(Collection entries)
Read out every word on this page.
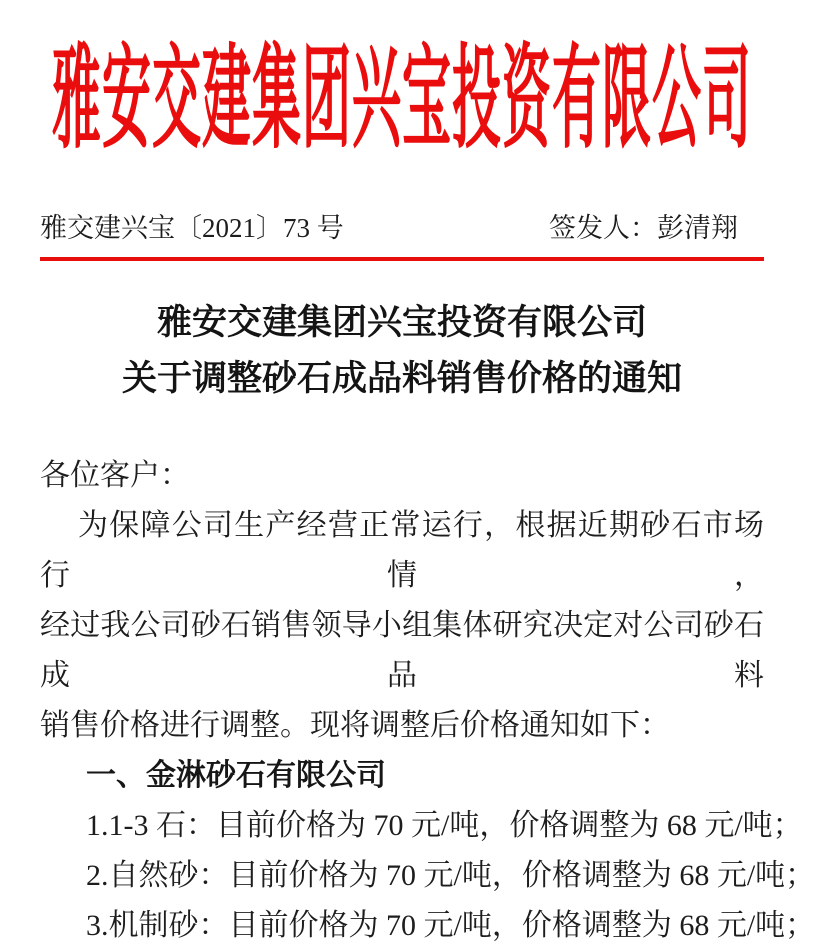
雅安交建集团兴宝投资有限公司
雅交建兴宝〔2021〕73 号	签发人：彭清翔
雅安交建集团兴宝投资有限公司
关于调整砂石成品料销售价格的通知
各位客户：
为保障公司生产经营正常运行，根据近期砂石市场行情，
经过我公司砂石销售领导小组集体研究决定对公司砂石成品料
销售价格进行调整。现将调整后价格通知如下：
一、金淋砂石有限公司
1.1-3 石：目前价格为 70 元/吨，价格调整为 68 元/吨；
2.自然砂：目前价格为 70 元/吨，价格调整为 68 元/吨；
3.机制砂：目前价格为 70 元/吨，价格调整为 68 元/吨；
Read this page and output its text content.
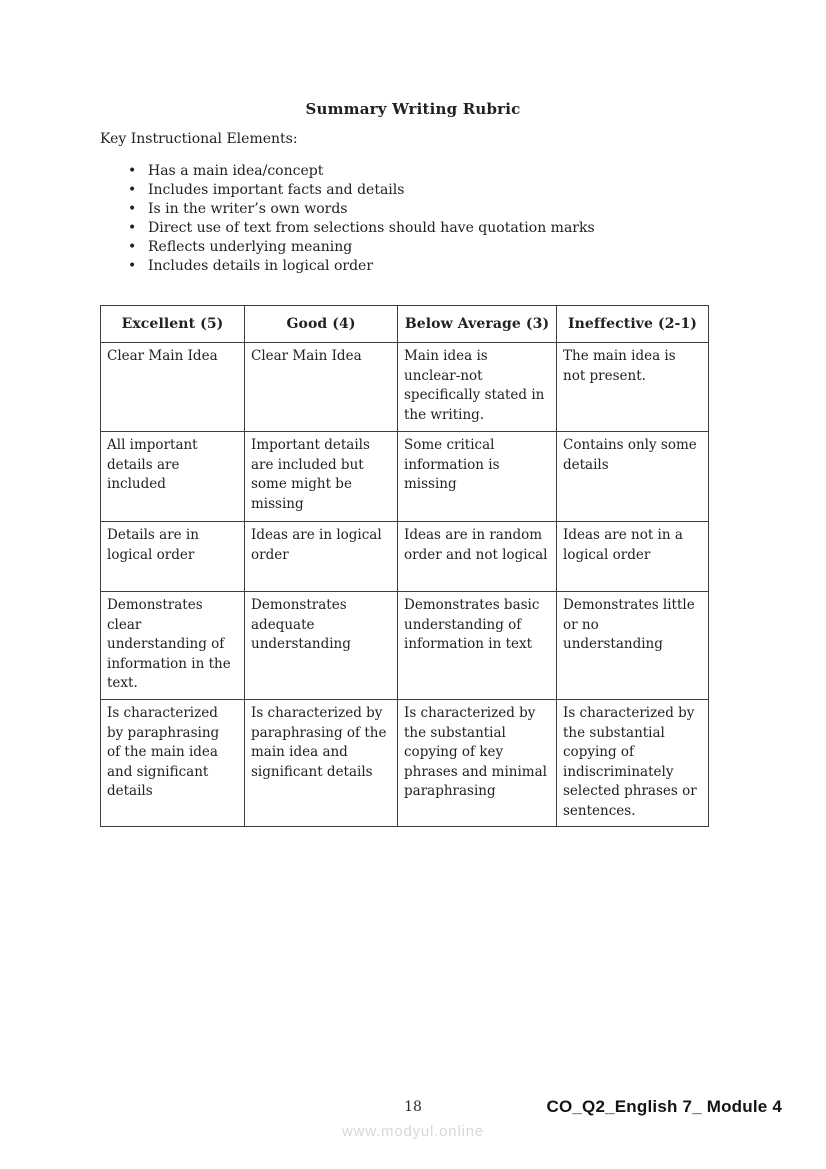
Summary Writing Rubric
Key Instructional Elements:
• Has a main idea/concept
• Includes important facts and details
• Is in the writer’s own words
• Direct use of text from selections should have quotation marks
• Reflects underlying meaning
• Includes details in logical order
Excellent (5)	Good (4)	Below Average (3)	Ineffective (2-1)
Clear Main Idea	Clear Main Idea	Main idea is unclear-not specifically stated in the writing.	The main idea is not present.
All important details are included	Important details are included but some might be missing	Some critical information is missing	Contains only some details
Details are in logical order	Ideas are in logical order	Ideas are in random order and not logical	Ideas are not in a logical order
Demonstrates clear understanding of information in the text.	Demonstrates adequate understanding	Demonstrates basic understanding of information in text	Demonstrates little or no understanding
Is characterized by paraphrasing of the main idea and significant details	Is characterized by paraphrasing of the main idea and significant details	Is characterized by the substantial copying of key phrases and minimal paraphrasing	Is characterized by the substantial copying of indiscriminately selected phrases or sentences.
18	CO_Q2_English 7_ Module 4
www.modyul.online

# Task:
Reproduce all entries without any change, and omit the pictures.

# Solution to this problem:
Read out every word on this page.
雅安交建集团兴宝投资有限公司
雅交建兴宝〔2021〕73 号	签发人：彭清翔
雅安交建集团兴宝投资有限公司
关于调整砂石成品料销售价格的通知
各位客户：
为保障公司生产经营正常运行，根据近期砂石市场行情，
经过我公司砂石销售领导小组集体研究决定对公司砂石成品料
销售价格进行调整。现将调整后价格通知如下：
一、金淋砂石有限公司
1.1-3 石：目前价格为 70 元/吨，价格调整为 68 元/吨；
2.自然砂：目前价格为 70 元/吨，价格调整为 68 元/吨；
3.机制砂：目前价格为 70 元/吨，价格调整为 68 元/吨；
Read this page and output its text content.
Summary Writing Rubric
Key Instructional Elements:
• Has a main idea/concept
• Includes important facts and details
• Is in the writer’s own words
• Direct use of text from selections should have quotation marks
• Reflects underlying meaning
• Includes details in logical order
Excellent (5)	Good (4)	Below Average (3)	Ineffective (2-1)
Clear Main Idea	Clear Main Idea	Main idea is unclear-not specifically stated in the writing.	The main idea is not present.
All important details are included	Important details are included but some might be missing	Some critical information is missing	Contains only some details
Details are in logical order	Ideas are in logical order	Ideas are in random order and not logical	Ideas are not in a logical order
Demonstrates clear understanding of information in the text.	Demonstrates adequate understanding	Demonstrates basic understanding of information in text	Demonstrates little or no understanding
Is characterized by paraphrasing of the main idea and significant details	Is characterized by paraphrasing of the main idea and significant details	Is characterized by the substantial copying of key phrases and minimal paraphrasing	Is characterized by the substantial copying of indiscriminately selected phrases or sentences.
18	CO_Q2_English 7_ Module 4
www.modyul.online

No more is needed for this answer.